**CHALLENGE**
Write out the full set of records exactly. Any pictures in them do not belong in the copy.
** start THE RECORDS **
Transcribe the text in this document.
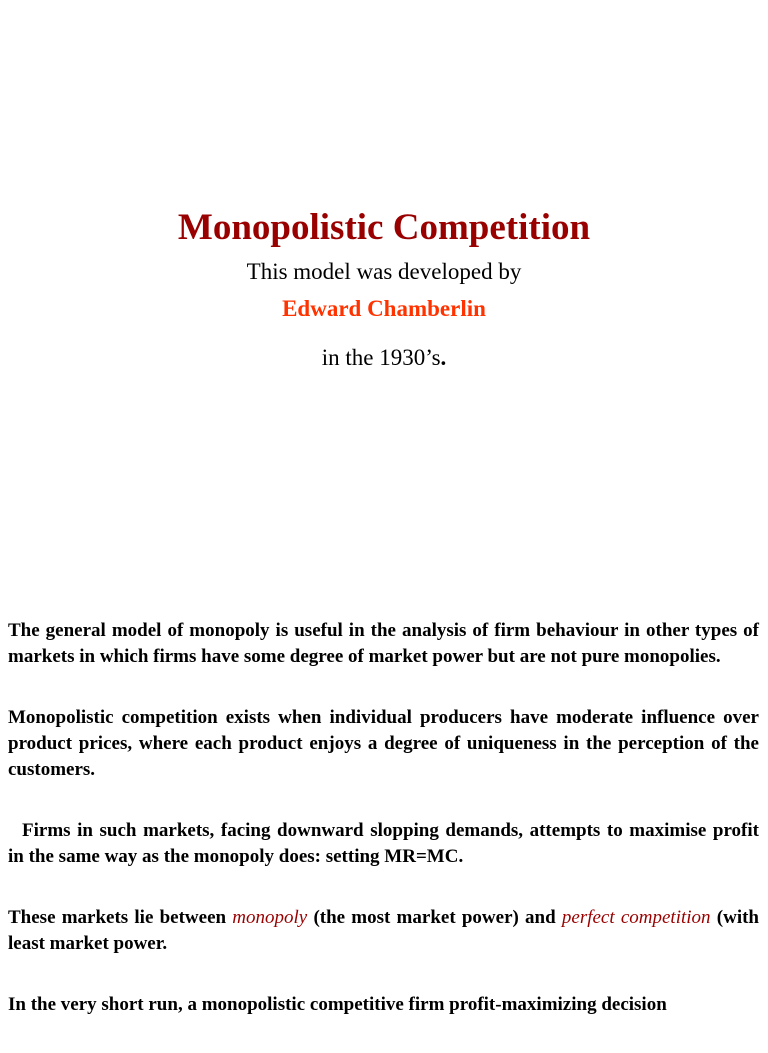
Monopolistic Competition

This model was developed by

Edward Chamberlin

in the 1930’s.

The general model of monopoly is useful in the analysis of firm behaviour in other types of markets in which firms have some degree of market power but are not pure monopolies.

Monopolistic competition exists when individual producers have moderate influence over product prices, where each product enjoys a degree of uniqueness in the perception of the customers.

Firms in such markets, facing downward slopping demands, attempts to maximise profit in the same way as the monopoly does: setting MR=MC.

These markets lie between monopoly (the most market power) and perfect competition (with least market power.

In the very short run, a monopolistic competitive firm profit-maximizing decision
** end THE RECORDS **
**EXERCISE OUTPUT**
Transcribe the text in this document.
Monopolistic Competition

This model was developed by

Edward Chamberlin

in the 1930’s.

The general model of monopoly is useful in the analysis of firm behaviour in other types of markets in which firms have some degree of market power but are not pure monopolies.

Monopolistic competition exists when individual producers have moderate influence over product prices, where each product enjoys a degree of uniqueness in the perception of the customers.

Firms in such markets, facing downward slopping demands, attempts to maximise profit in the same way as the monopoly does: setting MR=MC.

These markets lie between monopoly (the most market power) and perfect competition (with least market power.

In the very short run, a monopolistic competitive firm profit-maximizing decision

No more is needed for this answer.